[DATA FOR THIS TASK]:
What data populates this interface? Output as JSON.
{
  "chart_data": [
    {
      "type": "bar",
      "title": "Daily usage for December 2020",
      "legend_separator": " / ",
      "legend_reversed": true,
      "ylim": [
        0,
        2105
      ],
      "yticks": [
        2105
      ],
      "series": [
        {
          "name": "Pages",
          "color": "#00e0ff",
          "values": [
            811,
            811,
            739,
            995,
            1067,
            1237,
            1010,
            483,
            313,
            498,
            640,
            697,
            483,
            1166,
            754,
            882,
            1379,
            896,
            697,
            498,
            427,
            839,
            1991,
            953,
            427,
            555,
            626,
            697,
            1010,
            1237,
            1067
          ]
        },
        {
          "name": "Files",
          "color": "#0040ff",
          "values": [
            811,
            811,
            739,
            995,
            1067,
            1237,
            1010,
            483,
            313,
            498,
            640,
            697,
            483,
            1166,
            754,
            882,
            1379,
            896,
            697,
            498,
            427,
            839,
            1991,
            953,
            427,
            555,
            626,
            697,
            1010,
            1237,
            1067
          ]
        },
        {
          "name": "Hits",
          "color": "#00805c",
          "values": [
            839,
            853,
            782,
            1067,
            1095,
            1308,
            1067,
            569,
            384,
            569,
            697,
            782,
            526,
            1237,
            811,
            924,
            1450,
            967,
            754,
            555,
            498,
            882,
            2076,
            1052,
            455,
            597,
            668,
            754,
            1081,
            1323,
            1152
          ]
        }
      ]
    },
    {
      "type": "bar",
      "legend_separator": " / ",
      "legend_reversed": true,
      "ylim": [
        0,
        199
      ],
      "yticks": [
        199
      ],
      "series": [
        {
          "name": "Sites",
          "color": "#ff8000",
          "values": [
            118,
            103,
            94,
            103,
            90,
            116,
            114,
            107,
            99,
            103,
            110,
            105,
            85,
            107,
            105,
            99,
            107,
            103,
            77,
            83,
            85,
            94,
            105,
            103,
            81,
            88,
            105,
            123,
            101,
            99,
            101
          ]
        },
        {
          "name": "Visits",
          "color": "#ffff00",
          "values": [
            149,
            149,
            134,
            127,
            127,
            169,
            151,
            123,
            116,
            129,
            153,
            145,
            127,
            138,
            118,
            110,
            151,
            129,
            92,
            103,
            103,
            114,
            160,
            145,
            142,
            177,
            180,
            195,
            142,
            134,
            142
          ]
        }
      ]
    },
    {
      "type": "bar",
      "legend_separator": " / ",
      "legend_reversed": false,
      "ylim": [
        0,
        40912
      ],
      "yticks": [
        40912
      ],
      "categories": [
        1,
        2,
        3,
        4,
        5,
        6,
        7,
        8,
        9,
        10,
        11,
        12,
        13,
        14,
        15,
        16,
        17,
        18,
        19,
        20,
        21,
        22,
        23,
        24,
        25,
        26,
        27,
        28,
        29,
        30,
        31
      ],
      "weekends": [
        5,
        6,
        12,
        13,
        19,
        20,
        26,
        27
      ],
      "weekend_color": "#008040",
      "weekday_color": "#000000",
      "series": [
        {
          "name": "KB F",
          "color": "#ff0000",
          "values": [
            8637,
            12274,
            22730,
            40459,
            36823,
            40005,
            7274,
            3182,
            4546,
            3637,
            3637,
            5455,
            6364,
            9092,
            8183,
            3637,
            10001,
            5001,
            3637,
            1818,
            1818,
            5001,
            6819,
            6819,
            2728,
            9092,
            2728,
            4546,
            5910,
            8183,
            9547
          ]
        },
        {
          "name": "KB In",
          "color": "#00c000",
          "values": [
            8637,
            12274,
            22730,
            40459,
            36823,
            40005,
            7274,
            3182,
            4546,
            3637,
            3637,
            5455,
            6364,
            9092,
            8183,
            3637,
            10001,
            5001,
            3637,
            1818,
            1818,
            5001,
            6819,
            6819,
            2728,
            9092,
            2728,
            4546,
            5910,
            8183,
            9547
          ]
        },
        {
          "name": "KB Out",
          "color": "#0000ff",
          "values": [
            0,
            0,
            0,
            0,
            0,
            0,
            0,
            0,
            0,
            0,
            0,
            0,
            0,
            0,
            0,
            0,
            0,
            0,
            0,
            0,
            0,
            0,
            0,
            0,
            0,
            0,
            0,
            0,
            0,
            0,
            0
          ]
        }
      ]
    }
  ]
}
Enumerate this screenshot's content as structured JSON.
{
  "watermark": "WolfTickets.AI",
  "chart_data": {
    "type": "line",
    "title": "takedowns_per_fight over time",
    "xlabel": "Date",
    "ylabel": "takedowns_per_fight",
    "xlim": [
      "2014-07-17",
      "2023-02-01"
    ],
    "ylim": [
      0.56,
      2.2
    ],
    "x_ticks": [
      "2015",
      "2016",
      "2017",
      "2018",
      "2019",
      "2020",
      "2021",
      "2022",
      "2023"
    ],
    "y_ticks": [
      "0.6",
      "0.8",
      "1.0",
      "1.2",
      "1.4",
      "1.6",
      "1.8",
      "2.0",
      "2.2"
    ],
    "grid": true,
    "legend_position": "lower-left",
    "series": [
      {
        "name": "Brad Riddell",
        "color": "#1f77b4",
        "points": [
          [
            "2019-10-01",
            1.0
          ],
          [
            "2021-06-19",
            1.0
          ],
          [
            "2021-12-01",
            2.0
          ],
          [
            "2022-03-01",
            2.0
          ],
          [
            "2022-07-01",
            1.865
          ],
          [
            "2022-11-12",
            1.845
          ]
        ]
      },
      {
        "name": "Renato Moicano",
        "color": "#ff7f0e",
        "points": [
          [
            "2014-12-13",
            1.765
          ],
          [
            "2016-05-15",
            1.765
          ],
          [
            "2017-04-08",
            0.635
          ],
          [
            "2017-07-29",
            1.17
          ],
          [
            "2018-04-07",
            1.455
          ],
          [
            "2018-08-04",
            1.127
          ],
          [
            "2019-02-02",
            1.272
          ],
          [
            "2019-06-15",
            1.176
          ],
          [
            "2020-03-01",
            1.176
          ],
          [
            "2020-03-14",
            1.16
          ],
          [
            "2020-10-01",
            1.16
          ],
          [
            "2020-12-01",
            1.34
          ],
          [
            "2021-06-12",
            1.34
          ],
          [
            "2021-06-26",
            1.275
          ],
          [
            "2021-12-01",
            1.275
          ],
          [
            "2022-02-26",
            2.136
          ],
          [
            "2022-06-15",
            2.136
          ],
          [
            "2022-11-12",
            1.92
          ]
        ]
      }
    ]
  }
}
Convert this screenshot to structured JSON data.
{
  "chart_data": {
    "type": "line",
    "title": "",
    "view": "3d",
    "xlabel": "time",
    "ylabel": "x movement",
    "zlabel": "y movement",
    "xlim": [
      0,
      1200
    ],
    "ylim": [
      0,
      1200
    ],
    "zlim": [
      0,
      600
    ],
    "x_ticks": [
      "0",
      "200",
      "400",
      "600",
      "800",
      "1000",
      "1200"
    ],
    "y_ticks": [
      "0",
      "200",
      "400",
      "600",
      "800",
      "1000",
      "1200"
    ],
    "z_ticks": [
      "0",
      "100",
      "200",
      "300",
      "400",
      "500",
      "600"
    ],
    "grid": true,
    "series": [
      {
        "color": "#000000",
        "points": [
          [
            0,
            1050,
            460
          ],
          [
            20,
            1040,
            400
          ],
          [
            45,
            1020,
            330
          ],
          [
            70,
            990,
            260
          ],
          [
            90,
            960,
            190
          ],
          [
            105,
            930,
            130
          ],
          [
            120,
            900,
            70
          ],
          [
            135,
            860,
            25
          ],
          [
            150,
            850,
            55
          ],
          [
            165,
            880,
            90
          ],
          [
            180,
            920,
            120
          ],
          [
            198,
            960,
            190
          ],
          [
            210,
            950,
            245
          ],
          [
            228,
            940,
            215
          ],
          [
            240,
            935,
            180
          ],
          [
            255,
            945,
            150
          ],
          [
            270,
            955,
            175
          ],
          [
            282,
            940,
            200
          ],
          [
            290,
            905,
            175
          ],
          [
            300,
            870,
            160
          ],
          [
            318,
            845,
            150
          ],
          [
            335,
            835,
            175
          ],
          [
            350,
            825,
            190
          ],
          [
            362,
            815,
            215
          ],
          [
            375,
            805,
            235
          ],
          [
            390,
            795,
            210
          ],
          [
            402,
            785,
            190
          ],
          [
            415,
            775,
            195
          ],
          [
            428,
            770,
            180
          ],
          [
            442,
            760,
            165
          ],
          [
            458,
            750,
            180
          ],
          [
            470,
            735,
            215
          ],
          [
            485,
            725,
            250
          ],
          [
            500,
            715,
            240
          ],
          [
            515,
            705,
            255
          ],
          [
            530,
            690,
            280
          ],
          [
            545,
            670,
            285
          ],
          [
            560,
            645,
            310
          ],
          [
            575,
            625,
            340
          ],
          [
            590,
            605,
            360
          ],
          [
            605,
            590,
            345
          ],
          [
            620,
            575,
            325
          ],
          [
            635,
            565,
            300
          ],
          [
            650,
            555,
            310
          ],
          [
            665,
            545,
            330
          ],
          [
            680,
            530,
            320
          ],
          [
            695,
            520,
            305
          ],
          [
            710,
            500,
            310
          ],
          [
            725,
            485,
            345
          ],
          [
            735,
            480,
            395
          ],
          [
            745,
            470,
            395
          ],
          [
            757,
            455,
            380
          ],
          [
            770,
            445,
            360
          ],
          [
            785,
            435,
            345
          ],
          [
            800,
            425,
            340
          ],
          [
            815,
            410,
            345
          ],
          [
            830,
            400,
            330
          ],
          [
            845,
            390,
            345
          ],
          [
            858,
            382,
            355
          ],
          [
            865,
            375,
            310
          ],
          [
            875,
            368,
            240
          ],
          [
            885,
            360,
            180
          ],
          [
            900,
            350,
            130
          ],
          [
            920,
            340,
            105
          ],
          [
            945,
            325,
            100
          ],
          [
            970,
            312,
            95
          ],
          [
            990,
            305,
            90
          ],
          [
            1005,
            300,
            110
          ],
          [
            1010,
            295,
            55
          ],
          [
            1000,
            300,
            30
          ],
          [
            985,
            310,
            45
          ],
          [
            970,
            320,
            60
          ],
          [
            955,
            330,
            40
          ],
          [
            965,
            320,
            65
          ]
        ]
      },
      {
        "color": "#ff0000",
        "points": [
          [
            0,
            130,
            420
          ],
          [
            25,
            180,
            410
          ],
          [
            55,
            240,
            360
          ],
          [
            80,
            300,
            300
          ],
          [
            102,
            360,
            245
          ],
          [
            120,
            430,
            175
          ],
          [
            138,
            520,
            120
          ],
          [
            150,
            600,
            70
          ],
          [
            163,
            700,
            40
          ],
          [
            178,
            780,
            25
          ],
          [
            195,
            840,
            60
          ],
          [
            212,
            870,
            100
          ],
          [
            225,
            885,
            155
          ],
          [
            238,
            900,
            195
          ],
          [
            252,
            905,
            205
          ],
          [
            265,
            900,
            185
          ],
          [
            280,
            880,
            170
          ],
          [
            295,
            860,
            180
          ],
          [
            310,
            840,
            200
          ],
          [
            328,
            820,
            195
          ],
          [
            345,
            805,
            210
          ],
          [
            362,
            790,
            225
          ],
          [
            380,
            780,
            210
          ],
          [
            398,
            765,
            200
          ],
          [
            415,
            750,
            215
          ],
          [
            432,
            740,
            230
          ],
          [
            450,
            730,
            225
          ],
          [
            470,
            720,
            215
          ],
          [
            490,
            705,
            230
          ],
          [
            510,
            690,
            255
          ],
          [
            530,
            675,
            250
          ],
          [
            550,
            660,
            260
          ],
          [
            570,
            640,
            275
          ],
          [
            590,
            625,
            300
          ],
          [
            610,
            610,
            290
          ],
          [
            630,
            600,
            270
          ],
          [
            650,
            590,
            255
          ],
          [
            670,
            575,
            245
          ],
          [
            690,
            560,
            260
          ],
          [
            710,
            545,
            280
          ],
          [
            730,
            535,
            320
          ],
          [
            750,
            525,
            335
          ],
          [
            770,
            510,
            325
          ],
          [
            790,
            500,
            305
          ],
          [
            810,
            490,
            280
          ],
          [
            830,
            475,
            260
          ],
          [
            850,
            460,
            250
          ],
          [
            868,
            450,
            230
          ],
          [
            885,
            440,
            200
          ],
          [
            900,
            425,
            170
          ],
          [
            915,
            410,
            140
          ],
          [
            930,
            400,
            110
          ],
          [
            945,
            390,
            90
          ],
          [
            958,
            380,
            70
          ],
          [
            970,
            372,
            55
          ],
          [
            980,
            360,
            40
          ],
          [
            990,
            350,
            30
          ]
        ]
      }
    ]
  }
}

[EXERCISE GOAL]: Using the records above, select and copy every line that has the word "JSON".

[RESPONSE]:
What data populates this interface? Output as JSON.
Enumerate this screenshot's content as structured JSON.
Convert this screenshot to structured JSON data.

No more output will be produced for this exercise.